All lines in which the word "JSON" occurs are to be extracted.

━━━ DATA ━━━

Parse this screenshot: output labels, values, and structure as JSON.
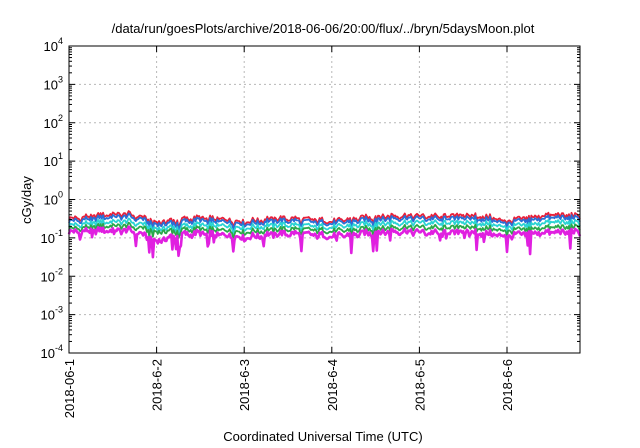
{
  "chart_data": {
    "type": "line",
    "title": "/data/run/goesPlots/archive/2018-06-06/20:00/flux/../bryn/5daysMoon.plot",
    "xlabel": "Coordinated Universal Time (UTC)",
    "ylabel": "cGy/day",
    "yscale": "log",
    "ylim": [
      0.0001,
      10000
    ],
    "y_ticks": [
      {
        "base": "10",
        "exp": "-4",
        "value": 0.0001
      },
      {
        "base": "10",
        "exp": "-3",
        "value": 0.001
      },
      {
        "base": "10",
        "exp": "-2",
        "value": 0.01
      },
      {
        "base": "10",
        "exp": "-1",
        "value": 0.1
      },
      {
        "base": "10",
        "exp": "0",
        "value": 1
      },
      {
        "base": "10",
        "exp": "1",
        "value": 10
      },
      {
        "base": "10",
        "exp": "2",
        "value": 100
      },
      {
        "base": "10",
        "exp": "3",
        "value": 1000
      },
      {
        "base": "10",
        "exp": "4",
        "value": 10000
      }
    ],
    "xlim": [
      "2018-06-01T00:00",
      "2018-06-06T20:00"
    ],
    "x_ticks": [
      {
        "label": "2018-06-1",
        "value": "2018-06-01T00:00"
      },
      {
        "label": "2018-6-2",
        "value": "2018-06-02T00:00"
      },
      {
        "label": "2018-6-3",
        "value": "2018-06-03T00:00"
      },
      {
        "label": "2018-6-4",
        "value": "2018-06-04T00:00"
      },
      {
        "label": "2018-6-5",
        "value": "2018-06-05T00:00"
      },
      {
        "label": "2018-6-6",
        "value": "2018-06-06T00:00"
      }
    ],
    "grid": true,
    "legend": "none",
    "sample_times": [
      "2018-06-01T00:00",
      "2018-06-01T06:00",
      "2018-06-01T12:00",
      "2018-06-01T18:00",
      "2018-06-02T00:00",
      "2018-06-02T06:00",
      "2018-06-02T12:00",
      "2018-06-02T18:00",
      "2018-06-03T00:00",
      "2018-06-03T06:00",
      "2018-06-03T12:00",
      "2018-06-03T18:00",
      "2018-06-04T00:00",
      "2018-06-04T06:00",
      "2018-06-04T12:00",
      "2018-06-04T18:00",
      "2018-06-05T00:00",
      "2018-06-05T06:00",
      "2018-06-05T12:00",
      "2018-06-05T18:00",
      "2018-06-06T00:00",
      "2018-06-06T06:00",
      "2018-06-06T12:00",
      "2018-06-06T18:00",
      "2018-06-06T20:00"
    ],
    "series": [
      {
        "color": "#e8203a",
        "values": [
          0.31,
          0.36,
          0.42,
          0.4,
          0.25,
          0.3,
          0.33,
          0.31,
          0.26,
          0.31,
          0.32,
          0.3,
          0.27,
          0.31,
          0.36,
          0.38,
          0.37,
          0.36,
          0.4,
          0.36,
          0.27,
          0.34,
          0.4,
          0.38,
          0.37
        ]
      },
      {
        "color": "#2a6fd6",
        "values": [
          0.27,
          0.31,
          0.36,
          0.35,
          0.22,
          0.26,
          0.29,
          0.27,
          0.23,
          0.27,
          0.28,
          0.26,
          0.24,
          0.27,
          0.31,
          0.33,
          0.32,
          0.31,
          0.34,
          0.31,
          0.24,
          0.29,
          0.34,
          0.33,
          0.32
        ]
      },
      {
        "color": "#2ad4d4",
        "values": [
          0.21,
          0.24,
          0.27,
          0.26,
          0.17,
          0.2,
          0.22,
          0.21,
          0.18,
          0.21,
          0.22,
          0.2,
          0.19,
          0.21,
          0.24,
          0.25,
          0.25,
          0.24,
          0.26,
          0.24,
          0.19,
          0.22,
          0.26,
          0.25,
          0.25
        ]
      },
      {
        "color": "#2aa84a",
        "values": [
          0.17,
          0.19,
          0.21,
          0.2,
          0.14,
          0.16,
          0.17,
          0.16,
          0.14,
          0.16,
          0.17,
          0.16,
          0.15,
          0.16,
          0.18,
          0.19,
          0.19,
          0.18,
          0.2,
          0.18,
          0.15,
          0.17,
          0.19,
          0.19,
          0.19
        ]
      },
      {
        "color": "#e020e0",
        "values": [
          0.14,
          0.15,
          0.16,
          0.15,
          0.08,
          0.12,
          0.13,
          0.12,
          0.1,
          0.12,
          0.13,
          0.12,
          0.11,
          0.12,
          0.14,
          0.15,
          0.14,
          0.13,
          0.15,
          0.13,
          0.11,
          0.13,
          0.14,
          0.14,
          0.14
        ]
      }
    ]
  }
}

━━━
━━━ DATA ━━━

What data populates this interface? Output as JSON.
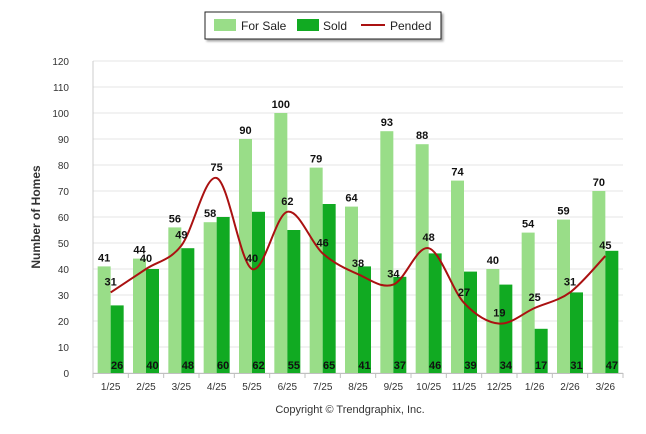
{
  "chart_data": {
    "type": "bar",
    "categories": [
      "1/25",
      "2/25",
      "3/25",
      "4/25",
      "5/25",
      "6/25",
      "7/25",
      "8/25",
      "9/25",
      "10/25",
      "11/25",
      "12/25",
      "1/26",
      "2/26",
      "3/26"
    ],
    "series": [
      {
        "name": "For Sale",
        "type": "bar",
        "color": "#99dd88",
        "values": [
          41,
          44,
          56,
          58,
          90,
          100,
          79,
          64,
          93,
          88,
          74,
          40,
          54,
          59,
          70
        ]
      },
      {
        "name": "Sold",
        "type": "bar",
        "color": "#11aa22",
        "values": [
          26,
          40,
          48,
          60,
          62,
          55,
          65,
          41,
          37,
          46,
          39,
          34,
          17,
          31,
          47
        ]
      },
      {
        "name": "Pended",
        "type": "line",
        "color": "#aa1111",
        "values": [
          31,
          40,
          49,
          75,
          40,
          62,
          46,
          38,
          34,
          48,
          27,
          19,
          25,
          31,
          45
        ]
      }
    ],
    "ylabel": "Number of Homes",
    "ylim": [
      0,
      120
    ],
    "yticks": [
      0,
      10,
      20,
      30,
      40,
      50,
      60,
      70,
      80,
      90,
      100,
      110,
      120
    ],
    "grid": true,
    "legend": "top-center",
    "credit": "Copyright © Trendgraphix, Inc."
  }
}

━━━

> [IN RESPONSE]
Parse this screenshot: output labels, values, and structure as JSON.
What data populates this interface? Output as JSON.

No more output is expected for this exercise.